===== Records supplied =====
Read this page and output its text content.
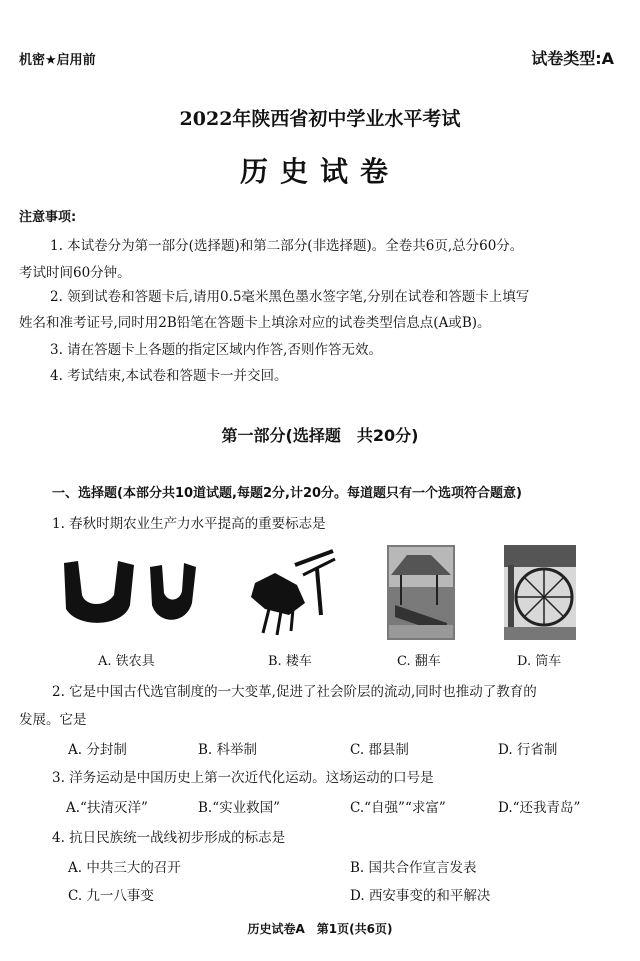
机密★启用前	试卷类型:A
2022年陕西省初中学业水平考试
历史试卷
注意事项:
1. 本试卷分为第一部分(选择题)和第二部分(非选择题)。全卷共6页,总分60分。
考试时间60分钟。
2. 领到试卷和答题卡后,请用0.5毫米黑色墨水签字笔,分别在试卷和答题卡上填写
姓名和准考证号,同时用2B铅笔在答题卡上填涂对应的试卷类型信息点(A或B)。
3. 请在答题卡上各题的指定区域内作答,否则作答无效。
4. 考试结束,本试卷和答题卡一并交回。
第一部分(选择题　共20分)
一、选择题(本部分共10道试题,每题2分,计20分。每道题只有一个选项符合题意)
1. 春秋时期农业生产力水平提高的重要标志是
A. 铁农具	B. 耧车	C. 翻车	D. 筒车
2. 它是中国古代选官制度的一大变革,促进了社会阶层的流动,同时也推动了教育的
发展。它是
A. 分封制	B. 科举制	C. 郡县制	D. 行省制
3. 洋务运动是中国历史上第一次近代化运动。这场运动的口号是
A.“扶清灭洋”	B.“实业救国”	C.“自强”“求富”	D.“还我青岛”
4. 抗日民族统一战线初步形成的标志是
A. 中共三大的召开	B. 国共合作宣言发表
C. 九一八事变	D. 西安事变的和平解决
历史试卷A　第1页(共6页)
=====
Quote each record exactly as it stands, minus the pictures.

Read this page and output its text content.
机密★启用前	试卷类型:A
2022年陕西省初中学业水平考试
历史试卷
注意事项:
1. 本试卷分为第一部分(选择题)和第二部分(非选择题)。全卷共6页,总分60分。
考试时间60分钟。
2. 领到试卷和答题卡后,请用0.5毫米黑色墨水签字笔,分别在试卷和答题卡上填写
姓名和准考证号,同时用2B铅笔在答题卡上填涂对应的试卷类型信息点(A或B)。
3. 请在答题卡上各题的指定区域内作答,否则作答无效。
4. 考试结束,本试卷和答题卡一并交回。
第一部分(选择题　共20分)
一、选择题(本部分共10道试题,每题2分,计20分。每道题只有一个选项符合题意)
1. 春秋时期农业生产力水平提高的重要标志是
A. 铁农具	B. 耧车	C. 翻车	D. 筒车
2. 它是中国古代选官制度的一大变革,促进了社会阶层的流动,同时也推动了教育的
发展。它是
A. 分封制	B. 科举制	C. 郡县制	D. 行省制
3. 洋务运动是中国历史上第一次近代化运动。这场运动的口号是
A.“扶清灭洋”	B.“实业救国”	C.“自强”“求富”	D.“还我青岛”
4. 抗日民族统一战线初步形成的标志是
A. 中共三大的召开	B. 国共合作宣言发表
C. 九一八事变	D. 西安事变的和平解决
历史试卷A　第1页(共6页)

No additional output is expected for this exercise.